### INSTRUCTION
Can you pull out each line of the data below that includes the word "Temperature"?
===== INPUT FOR THIS TASK
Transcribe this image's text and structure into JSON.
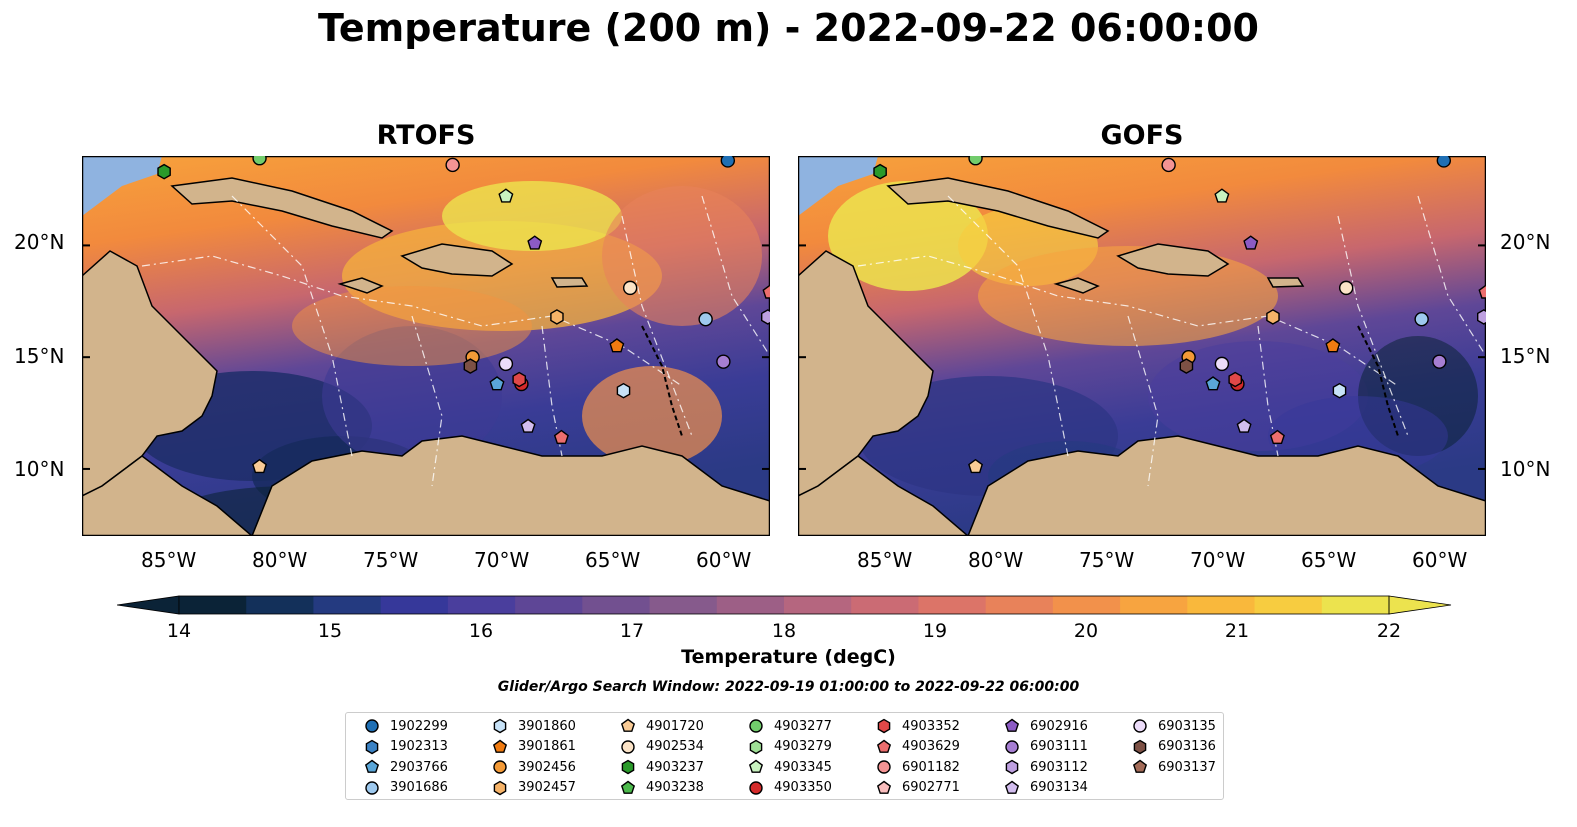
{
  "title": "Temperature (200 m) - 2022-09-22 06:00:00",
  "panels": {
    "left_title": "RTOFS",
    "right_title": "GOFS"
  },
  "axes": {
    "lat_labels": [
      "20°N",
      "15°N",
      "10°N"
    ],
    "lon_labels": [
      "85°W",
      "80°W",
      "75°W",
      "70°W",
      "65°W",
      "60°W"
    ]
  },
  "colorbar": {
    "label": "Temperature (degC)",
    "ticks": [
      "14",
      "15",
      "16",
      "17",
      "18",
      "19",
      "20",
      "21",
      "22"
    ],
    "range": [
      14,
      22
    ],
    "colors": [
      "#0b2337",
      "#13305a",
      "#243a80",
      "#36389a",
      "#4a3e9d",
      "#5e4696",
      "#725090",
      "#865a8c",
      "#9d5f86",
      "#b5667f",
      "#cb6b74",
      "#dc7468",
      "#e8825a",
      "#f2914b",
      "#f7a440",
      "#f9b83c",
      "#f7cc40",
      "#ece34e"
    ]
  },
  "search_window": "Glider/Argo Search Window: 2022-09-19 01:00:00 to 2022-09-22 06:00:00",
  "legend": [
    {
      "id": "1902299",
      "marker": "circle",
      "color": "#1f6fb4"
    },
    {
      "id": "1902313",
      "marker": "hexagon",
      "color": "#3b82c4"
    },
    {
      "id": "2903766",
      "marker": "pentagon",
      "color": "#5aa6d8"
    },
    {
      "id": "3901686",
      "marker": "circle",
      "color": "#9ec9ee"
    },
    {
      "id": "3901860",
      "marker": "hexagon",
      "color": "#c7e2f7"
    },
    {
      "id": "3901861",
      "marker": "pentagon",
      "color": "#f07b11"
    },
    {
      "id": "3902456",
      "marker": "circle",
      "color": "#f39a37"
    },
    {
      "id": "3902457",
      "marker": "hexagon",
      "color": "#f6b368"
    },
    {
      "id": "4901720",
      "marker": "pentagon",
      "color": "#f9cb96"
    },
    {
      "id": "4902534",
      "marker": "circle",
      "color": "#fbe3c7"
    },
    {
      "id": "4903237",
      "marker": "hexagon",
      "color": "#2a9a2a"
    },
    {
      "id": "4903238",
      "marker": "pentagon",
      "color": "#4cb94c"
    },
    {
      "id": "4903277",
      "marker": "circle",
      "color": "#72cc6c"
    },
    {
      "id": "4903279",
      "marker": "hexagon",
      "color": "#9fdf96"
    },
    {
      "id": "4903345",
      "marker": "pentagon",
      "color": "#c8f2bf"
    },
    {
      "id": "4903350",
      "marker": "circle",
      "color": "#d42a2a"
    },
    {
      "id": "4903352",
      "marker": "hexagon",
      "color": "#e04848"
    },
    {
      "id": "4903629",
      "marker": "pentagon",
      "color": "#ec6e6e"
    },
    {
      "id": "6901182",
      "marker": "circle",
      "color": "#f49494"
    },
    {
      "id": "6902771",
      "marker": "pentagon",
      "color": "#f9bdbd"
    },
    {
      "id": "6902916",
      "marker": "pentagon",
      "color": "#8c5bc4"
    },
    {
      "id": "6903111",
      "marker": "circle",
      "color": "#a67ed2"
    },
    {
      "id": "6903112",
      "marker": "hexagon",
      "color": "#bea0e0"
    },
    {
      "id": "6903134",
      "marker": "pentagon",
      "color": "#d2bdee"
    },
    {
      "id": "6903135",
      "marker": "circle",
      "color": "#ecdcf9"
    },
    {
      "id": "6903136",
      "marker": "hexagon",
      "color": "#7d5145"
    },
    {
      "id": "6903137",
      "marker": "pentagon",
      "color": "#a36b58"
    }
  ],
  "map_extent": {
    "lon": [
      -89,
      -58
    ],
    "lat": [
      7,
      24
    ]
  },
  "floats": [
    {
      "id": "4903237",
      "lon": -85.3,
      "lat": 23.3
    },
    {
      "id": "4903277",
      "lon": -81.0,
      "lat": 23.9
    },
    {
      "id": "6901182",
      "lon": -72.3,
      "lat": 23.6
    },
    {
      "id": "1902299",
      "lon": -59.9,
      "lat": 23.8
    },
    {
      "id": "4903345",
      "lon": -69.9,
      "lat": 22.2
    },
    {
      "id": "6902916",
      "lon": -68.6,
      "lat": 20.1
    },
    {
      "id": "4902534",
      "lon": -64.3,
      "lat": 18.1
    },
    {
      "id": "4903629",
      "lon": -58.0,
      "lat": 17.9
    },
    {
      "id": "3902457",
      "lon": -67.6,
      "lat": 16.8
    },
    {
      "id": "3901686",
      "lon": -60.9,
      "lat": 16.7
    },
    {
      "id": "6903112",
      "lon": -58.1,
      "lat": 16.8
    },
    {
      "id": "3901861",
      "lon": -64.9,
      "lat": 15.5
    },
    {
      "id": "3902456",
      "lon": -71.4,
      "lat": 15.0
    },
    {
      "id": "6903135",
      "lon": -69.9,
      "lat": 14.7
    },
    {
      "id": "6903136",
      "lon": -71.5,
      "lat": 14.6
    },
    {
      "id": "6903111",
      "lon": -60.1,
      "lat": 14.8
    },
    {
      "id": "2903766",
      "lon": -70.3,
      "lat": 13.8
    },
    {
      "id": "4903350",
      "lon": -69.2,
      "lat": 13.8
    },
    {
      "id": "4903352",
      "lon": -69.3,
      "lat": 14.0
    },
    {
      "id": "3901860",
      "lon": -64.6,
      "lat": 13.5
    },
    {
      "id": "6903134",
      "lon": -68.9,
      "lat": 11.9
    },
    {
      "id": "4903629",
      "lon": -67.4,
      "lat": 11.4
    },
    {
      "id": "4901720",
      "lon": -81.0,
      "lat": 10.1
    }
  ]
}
==========
### OUTPUT OF THE TASK
  "title": "Temperature (200 m) - 2022-09-22 06:00:00",
    "label": "Temperature (degC)",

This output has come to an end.